> [Objective]:
Edit the items below by replacing "legend-swatch" with "legend-marker" wherever it occurs. Keep everything else the same.

(A run of records)
____
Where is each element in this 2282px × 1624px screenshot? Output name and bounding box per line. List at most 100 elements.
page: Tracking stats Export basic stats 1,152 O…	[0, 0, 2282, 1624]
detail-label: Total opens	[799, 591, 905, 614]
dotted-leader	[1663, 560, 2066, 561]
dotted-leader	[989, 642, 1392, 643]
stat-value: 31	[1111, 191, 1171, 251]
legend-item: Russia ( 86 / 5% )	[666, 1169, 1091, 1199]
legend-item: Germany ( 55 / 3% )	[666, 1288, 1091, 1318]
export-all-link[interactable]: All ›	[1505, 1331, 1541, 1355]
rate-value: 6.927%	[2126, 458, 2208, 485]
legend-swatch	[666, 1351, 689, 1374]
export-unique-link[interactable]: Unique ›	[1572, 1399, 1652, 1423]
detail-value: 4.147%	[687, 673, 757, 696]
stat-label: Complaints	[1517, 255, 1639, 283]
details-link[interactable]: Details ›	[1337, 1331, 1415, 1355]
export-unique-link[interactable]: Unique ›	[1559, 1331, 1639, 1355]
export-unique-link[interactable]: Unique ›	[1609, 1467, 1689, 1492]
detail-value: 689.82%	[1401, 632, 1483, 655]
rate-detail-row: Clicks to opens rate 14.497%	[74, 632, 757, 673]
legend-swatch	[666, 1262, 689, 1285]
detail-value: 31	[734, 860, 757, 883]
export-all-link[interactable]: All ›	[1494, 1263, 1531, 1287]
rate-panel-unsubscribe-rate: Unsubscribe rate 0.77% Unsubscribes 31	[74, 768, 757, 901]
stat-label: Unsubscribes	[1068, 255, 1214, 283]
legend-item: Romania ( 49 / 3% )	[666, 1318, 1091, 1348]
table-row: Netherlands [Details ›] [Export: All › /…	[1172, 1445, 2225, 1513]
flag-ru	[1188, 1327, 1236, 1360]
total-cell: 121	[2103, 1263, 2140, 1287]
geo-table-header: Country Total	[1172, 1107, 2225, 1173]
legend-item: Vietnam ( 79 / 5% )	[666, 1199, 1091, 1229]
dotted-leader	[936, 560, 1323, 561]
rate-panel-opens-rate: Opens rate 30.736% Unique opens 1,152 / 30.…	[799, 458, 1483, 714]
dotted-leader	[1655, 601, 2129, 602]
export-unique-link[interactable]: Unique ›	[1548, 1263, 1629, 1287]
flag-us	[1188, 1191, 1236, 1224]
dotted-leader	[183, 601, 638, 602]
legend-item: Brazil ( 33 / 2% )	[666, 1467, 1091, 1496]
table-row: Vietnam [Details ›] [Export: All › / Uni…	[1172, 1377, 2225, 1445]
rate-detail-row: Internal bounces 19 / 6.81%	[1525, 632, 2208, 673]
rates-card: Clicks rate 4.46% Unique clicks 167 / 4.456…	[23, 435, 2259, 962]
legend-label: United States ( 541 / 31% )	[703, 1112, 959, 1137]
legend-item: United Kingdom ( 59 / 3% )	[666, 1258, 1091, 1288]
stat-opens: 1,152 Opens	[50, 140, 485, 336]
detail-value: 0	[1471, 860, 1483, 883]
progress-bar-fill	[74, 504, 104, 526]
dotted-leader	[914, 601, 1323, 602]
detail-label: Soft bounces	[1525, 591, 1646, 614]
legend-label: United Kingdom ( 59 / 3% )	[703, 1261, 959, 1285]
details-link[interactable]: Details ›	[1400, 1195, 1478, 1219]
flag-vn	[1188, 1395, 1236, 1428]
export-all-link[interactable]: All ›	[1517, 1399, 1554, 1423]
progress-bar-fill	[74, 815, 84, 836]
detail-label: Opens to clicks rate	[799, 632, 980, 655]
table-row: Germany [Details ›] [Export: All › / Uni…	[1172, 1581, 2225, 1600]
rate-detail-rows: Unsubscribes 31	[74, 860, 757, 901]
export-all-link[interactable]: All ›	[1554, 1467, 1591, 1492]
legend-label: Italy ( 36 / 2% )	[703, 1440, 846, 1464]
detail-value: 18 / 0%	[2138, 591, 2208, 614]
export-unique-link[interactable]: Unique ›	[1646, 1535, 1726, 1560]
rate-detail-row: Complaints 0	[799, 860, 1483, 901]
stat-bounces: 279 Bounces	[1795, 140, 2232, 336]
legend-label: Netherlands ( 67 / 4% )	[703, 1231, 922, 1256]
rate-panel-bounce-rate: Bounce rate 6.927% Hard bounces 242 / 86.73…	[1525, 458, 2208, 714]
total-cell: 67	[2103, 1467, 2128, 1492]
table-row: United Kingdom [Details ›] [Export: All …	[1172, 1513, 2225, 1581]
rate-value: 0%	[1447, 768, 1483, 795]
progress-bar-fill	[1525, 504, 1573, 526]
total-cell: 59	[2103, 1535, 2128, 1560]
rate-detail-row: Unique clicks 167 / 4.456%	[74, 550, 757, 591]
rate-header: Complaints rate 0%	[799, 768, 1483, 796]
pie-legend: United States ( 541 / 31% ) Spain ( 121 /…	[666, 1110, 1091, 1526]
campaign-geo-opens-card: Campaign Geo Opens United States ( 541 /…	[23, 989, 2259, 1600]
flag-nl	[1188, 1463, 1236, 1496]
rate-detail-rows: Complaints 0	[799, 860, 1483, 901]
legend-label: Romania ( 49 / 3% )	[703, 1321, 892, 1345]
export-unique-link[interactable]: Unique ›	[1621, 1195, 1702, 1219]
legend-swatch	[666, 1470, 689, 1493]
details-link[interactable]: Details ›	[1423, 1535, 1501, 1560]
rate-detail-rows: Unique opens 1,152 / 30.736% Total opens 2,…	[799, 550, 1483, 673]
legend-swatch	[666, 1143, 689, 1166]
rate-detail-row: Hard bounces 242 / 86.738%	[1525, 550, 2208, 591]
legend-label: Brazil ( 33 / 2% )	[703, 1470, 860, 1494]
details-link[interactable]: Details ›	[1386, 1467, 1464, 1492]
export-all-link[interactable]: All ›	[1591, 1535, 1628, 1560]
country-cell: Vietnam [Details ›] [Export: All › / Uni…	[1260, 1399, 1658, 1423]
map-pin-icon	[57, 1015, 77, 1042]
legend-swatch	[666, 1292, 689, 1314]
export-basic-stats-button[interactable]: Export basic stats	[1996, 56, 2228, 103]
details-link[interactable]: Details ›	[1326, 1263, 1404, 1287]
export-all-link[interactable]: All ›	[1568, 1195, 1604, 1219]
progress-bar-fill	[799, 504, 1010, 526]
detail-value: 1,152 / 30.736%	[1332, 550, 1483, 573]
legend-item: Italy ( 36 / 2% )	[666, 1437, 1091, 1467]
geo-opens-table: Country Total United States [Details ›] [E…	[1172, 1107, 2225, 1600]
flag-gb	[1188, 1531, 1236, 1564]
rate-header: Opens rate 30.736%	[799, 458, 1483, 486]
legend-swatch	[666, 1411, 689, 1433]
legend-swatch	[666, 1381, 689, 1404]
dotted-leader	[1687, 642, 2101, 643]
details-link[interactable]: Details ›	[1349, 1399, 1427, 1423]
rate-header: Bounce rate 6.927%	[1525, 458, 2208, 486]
____
> [The response]:
Where is each element in this 2282px × 1624px screenshot? Output name and bounding box per line. List at most 100 elements.
page: Tracking stats Export basic stats 1,152 O…	[0, 0, 2282, 1624]
detail-label: Total opens	[799, 591, 905, 614]
dotted-leader	[1663, 560, 2066, 561]
dotted-leader	[989, 642, 1392, 643]
stat-value: 31	[1111, 191, 1171, 251]
legend-item: Russia ( 86 / 5% )	[666, 1169, 1091, 1199]
legend-item: Germany ( 55 / 3% )	[666, 1288, 1091, 1318]
export-all-link[interactable]: All ›	[1505, 1331, 1541, 1355]
rate-value: 6.927%	[2126, 458, 2208, 485]
legend-marker	[666, 1351, 689, 1374]
export-unique-link[interactable]: Unique ›	[1572, 1399, 1652, 1423]
detail-value: 4.147%	[687, 673, 757, 696]
stat-label: Complaints	[1517, 255, 1639, 283]
details-link[interactable]: Details ›	[1337, 1331, 1415, 1355]
export-unique-link[interactable]: Unique ›	[1559, 1331, 1639, 1355]
export-unique-link[interactable]: Unique ›	[1609, 1467, 1689, 1492]
detail-value: 689.82%	[1401, 632, 1483, 655]
rate-detail-row: Clicks to opens rate 14.497%	[74, 632, 757, 673]
legend-marker	[666, 1262, 689, 1285]
detail-value: 31	[734, 860, 757, 883]
export-all-link[interactable]: All ›	[1494, 1263, 1531, 1287]
rate-panel-unsubscribe-rate: Unsubscribe rate 0.77% Unsubscribes 31	[74, 768, 757, 901]
stat-label: Unsubscribes	[1068, 255, 1214, 283]
legend-item: Romania ( 49 / 3% )	[666, 1318, 1091, 1348]
table-row: Netherlands [Details ›] [Export: All › /…	[1172, 1445, 2225, 1513]
flag-ru	[1188, 1327, 1236, 1360]
total-cell: 121	[2103, 1263, 2140, 1287]
geo-table-header: Country Total	[1172, 1107, 2225, 1173]
legend-item: Vietnam ( 79 / 5% )	[666, 1199, 1091, 1229]
dotted-leader	[936, 560, 1323, 561]
rate-panel-opens-rate: Opens rate 30.736% Unique opens 1,152 / 30.…	[799, 458, 1483, 714]
dotted-leader	[1655, 601, 2129, 602]
export-unique-link[interactable]: Unique ›	[1548, 1263, 1629, 1287]
flag-us	[1188, 1191, 1236, 1224]
dotted-leader	[183, 601, 638, 602]
legend-item: Brazil ( 33 / 2% )	[666, 1467, 1091, 1496]
table-row: Vietnam [Details ›] [Export: All › / Uni…	[1172, 1377, 2225, 1445]
rate-detail-row: Internal bounces 19 / 6.81%	[1525, 632, 2208, 673]
rates-card: Clicks rate 4.46% Unique clicks 167 / 4.456…	[23, 435, 2259, 962]
legend-label: United States ( 541 / 31% )	[703, 1112, 959, 1137]
legend-item: United Kingdom ( 59 / 3% )	[666, 1258, 1091, 1288]
stat-opens: 1,152 Opens	[50, 140, 485, 336]
detail-value: 0	[1471, 860, 1483, 883]
progress-bar-fill	[74, 504, 104, 526]
dotted-leader	[914, 601, 1323, 602]
detail-label: Soft bounces	[1525, 591, 1646, 614]
legend-label: United Kingdom ( 59 / 3% )	[703, 1261, 959, 1285]
details-link[interactable]: Details ›	[1400, 1195, 1478, 1219]
flag-vn	[1188, 1395, 1236, 1428]
export-all-link[interactable]: All ›	[1517, 1399, 1554, 1423]
progress-bar-fill	[74, 815, 84, 836]
detail-label: Opens to clicks rate	[799, 632, 980, 655]
table-row: Germany [Details ›] [Export: All › / Uni…	[1172, 1581, 2225, 1600]
rate-detail-rows: Unsubscribes 31	[74, 860, 757, 901]
export-all-link[interactable]: All ›	[1554, 1467, 1591, 1492]
legend-label: Italy ( 36 / 2% )	[703, 1440, 846, 1464]
detail-value: 18 / 0%	[2138, 591, 2208, 614]
export-unique-link[interactable]: Unique ›	[1646, 1535, 1726, 1560]
rate-detail-row: Complaints 0	[799, 860, 1483, 901]
stat-bounces: 279 Bounces	[1795, 140, 2232, 336]
legend-label: Netherlands ( 67 / 4% )	[703, 1231, 922, 1256]
rate-panel-bounce-rate: Bounce rate 6.927% Hard bounces 242 / 86.73…	[1525, 458, 2208, 714]
total-cell: 67	[2103, 1467, 2128, 1492]
table-row: United Kingdom [Details ›] [Export: All …	[1172, 1513, 2225, 1581]
rate-value: 0%	[1447, 768, 1483, 795]
progress-bar-fill	[1525, 504, 1573, 526]
total-cell: 59	[2103, 1535, 2128, 1560]
rate-detail-row: Unique clicks 167 / 4.456%	[74, 550, 757, 591]
rate-header: Complaints rate 0%	[799, 768, 1483, 796]
pie-legend: United States ( 541 / 31% ) Spain ( 121 /…	[666, 1110, 1091, 1526]
campaign-geo-opens-card: Campaign Geo Opens United States ( 541 /…	[23, 989, 2259, 1600]
flag-nl	[1188, 1463, 1236, 1496]
rate-detail-rows: Complaints 0	[799, 860, 1483, 901]
legend-label: Romania ( 49 / 3% )	[703, 1321, 892, 1345]
export-unique-link[interactable]: Unique ›	[1621, 1195, 1702, 1219]
legend-marker	[666, 1470, 689, 1493]
details-link[interactable]: Details ›	[1423, 1535, 1501, 1560]
rate-detail-rows: Unique opens 1,152 / 30.736% Total opens 2,…	[799, 550, 1483, 673]
legend-marker	[666, 1143, 689, 1166]
rate-detail-row: Hard bounces 242 / 86.738%	[1525, 550, 2208, 591]
legend-label: Brazil ( 33 / 2% )	[703, 1470, 860, 1494]
details-link[interactable]: Details ›	[1386, 1467, 1464, 1492]
export-all-link[interactable]: All ›	[1591, 1535, 1628, 1560]
country-cell: Vietnam [Details ›] [Export: All › / Uni…	[1260, 1399, 1658, 1423]
map-pin-icon	[57, 1015, 77, 1042]
legend-marker	[666, 1292, 689, 1314]
export-basic-stats-button[interactable]: Export basic stats	[1996, 56, 2228, 103]
details-link[interactable]: Details ›	[1326, 1263, 1404, 1287]
export-all-link[interactable]: All ›	[1568, 1195, 1604, 1219]
progress-bar-fill	[799, 504, 1010, 526]
detail-value: 1,152 / 30.736%	[1332, 550, 1483, 573]
legend-item: Italy ( 36 / 2% )	[666, 1437, 1091, 1467]
geo-opens-table: Country Total United States [Details ›] [E…	[1172, 1107, 2225, 1600]
flag-gb	[1188, 1531, 1236, 1564]
rate-header: Opens rate 30.736%	[799, 458, 1483, 486]
legend-marker	[666, 1411, 689, 1433]
legend-marker	[666, 1381, 689, 1404]
dotted-leader	[1687, 642, 2101, 643]
details-link[interactable]: Details ›	[1349, 1399, 1427, 1423]
rate-header: Bounce rate 6.927%	[1525, 458, 2208, 486]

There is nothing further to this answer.